## Start Task material

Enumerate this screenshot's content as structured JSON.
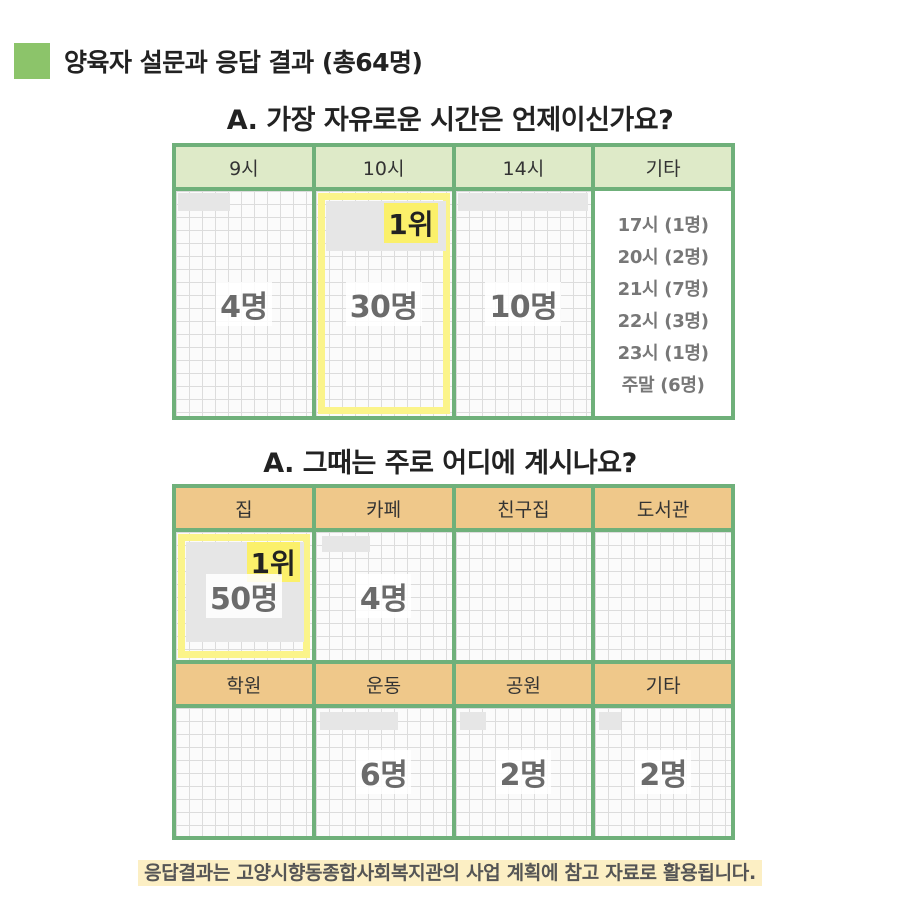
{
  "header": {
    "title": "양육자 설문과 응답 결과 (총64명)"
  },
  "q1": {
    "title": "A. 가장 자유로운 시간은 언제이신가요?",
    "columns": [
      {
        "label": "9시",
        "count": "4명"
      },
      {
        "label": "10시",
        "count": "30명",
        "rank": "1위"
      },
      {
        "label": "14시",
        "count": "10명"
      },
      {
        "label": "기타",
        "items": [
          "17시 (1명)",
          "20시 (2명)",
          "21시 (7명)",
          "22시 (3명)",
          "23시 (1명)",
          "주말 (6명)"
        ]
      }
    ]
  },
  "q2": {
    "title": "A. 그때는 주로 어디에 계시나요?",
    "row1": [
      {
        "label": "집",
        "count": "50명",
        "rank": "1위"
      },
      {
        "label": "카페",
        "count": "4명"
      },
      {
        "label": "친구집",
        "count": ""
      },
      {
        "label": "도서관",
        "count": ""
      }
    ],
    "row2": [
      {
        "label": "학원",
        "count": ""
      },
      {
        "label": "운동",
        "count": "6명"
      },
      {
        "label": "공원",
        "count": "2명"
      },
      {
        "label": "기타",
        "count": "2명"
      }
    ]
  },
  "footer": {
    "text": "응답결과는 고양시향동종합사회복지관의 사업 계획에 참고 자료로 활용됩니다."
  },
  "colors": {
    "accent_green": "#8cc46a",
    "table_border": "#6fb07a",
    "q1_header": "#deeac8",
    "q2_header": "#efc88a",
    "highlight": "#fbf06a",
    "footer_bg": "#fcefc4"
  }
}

## End Task material

Every entry must be written out exactly, with all pictures left out.

Enumerate this screenshot's content as structured JSON.
{
  "header": {
    "title": "양육자 설문과 응답 결과 (총64명)"
  },
  "q1": {
    "title": "A. 가장 자유로운 시간은 언제이신가요?",
    "columns": [
      {
        "label": "9시",
        "count": "4명"
      },
      {
        "label": "10시",
        "count": "30명",
        "rank": "1위"
      },
      {
        "label": "14시",
        "count": "10명"
      },
      {
        "label": "기타",
        "items": [
          "17시 (1명)",
          "20시 (2명)",
          "21시 (7명)",
          "22시 (3명)",
          "23시 (1명)",
          "주말 (6명)"
        ]
      }
    ]
  },
  "q2": {
    "title": "A. 그때는 주로 어디에 계시나요?",
    "row1": [
      {
        "label": "집",
        "count": "50명",
        "rank": "1위"
      },
      {
        "label": "카페",
        "count": "4명"
      },
      {
        "label": "친구집",
        "count": ""
      },
      {
        "label": "도서관",
        "count": ""
      }
    ],
    "row2": [
      {
        "label": "학원",
        "count": ""
      },
      {
        "label": "운동",
        "count": "6명"
      },
      {
        "label": "공원",
        "count": "2명"
      },
      {
        "label": "기타",
        "count": "2명"
      }
    ]
  },
  "footer": {
    "text": "응답결과는 고양시향동종합사회복지관의 사업 계획에 참고 자료로 활용됩니다."
  },
  "colors": {
    "accent_green": "#8cc46a",
    "table_border": "#6fb07a",
    "q1_header": "#deeac8",
    "q2_header": "#efc88a",
    "highlight": "#fbf06a",
    "footer_bg": "#fcefc4"
  }
}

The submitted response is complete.